Directions: Scan the material that follows. Copy every line containing the word "JSON".
— START OF Source material —
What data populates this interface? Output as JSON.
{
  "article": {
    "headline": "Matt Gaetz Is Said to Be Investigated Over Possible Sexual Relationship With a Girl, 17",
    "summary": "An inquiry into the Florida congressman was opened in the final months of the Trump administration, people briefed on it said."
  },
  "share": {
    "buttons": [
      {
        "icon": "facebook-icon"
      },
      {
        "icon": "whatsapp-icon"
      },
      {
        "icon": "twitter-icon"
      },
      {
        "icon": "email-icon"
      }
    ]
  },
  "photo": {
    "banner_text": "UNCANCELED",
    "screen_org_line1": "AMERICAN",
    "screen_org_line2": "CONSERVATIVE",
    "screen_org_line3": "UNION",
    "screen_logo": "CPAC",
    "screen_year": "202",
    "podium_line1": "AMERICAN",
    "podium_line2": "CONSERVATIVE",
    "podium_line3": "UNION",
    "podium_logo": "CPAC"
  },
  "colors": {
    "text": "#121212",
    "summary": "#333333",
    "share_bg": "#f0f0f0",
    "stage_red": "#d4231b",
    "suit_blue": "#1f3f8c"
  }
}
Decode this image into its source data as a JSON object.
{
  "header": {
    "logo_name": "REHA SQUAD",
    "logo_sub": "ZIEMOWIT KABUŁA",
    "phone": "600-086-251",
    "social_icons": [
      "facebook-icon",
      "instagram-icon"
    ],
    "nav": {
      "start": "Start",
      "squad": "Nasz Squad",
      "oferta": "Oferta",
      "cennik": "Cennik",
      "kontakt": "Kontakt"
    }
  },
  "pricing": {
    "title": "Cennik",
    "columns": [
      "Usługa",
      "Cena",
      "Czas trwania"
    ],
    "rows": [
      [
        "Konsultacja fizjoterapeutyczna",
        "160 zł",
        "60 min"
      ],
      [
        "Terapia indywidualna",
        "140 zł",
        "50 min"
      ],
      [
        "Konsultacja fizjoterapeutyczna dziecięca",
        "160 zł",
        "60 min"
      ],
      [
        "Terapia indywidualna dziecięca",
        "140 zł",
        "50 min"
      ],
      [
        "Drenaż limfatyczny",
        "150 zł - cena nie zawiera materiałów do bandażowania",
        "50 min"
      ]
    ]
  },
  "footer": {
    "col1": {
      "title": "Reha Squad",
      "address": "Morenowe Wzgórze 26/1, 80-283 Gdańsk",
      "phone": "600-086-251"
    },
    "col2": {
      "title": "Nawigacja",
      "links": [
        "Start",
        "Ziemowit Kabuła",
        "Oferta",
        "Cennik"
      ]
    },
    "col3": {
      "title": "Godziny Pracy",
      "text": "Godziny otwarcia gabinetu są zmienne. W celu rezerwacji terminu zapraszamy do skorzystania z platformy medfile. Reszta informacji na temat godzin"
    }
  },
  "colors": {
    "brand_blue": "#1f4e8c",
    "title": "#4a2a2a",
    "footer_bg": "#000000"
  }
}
— END OF Source material —
Solution for this task:
What data populates this interface? Output as JSON.
Decode this image into its source data as a JSON object.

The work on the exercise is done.